— BEGIN —

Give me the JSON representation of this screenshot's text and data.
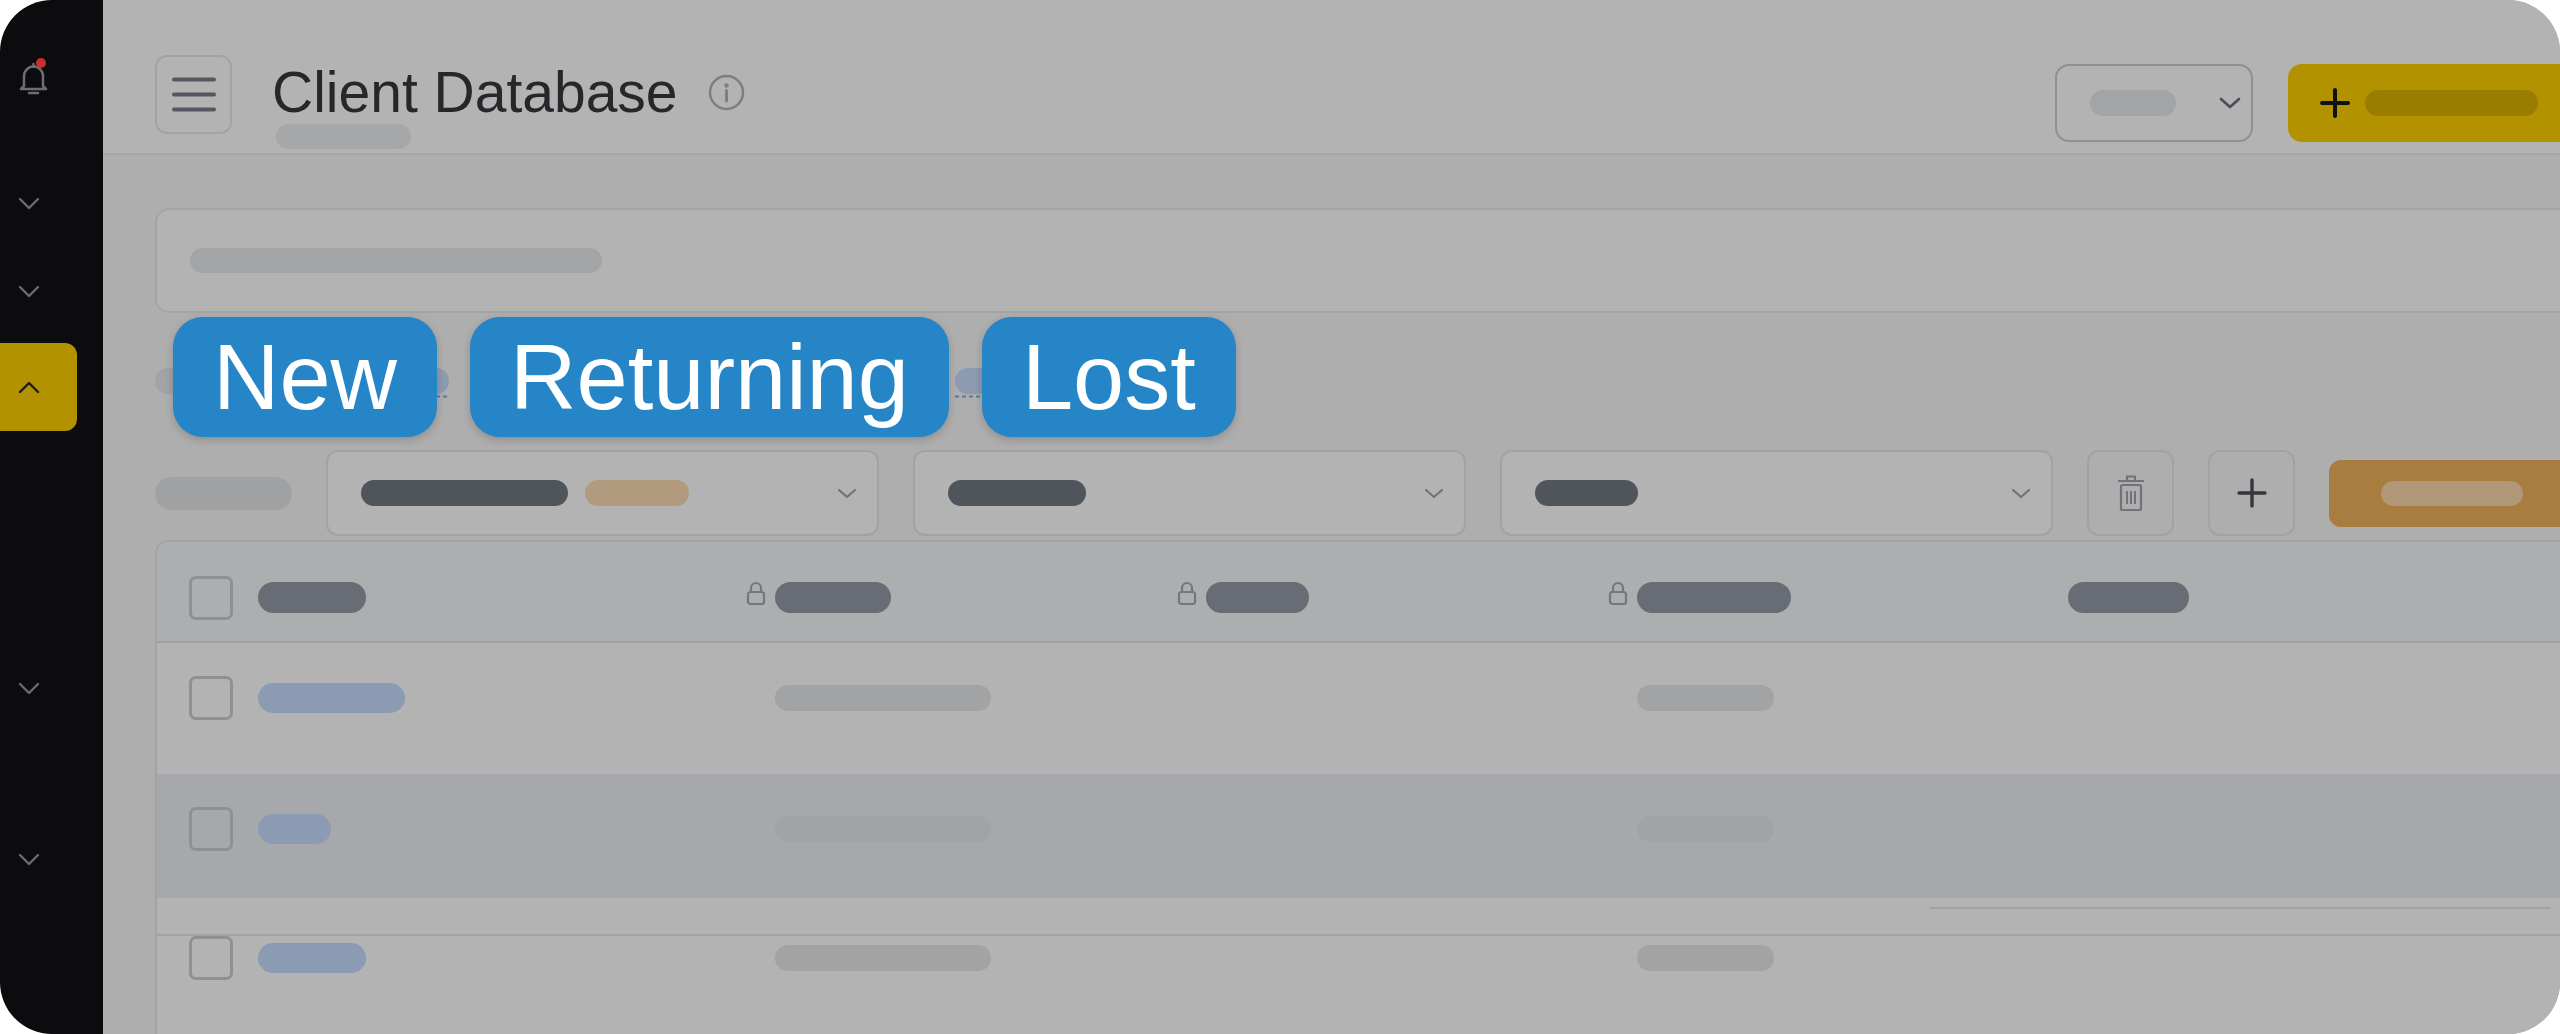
{
  "sidebar": {
    "notifications": {
      "unread": true
    },
    "items": [
      {
        "selected": false,
        "expanded": false
      },
      {
        "selected": false,
        "expanded": false
      },
      {
        "selected": true,
        "expanded": true
      },
      {
        "selected": false,
        "expanded": false
      },
      {
        "selected": false,
        "expanded": false
      }
    ]
  },
  "header": {
    "title": "Client Database"
  },
  "tags": [
    {
      "label": "New"
    },
    {
      "label": "Returning"
    },
    {
      "label": "Lost"
    }
  ],
  "table": {
    "select_all": {
      "checked": false
    },
    "columns": [
      {
        "locked": false
      },
      {
        "locked": true
      },
      {
        "locked": true
      },
      {
        "locked": true
      },
      {
        "locked": false
      }
    ],
    "rows": [
      {
        "checked": false,
        "highlighted": false
      },
      {
        "checked": false,
        "highlighted": true
      },
      {
        "checked": false,
        "highlighted": false
      }
    ]
  }
}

— END —

- _Aim_
Identify all lines in the records above with the word "label".

- _Solution for this problem_
      "label": "New"
      "label": "Returning"
      "label": "Lost"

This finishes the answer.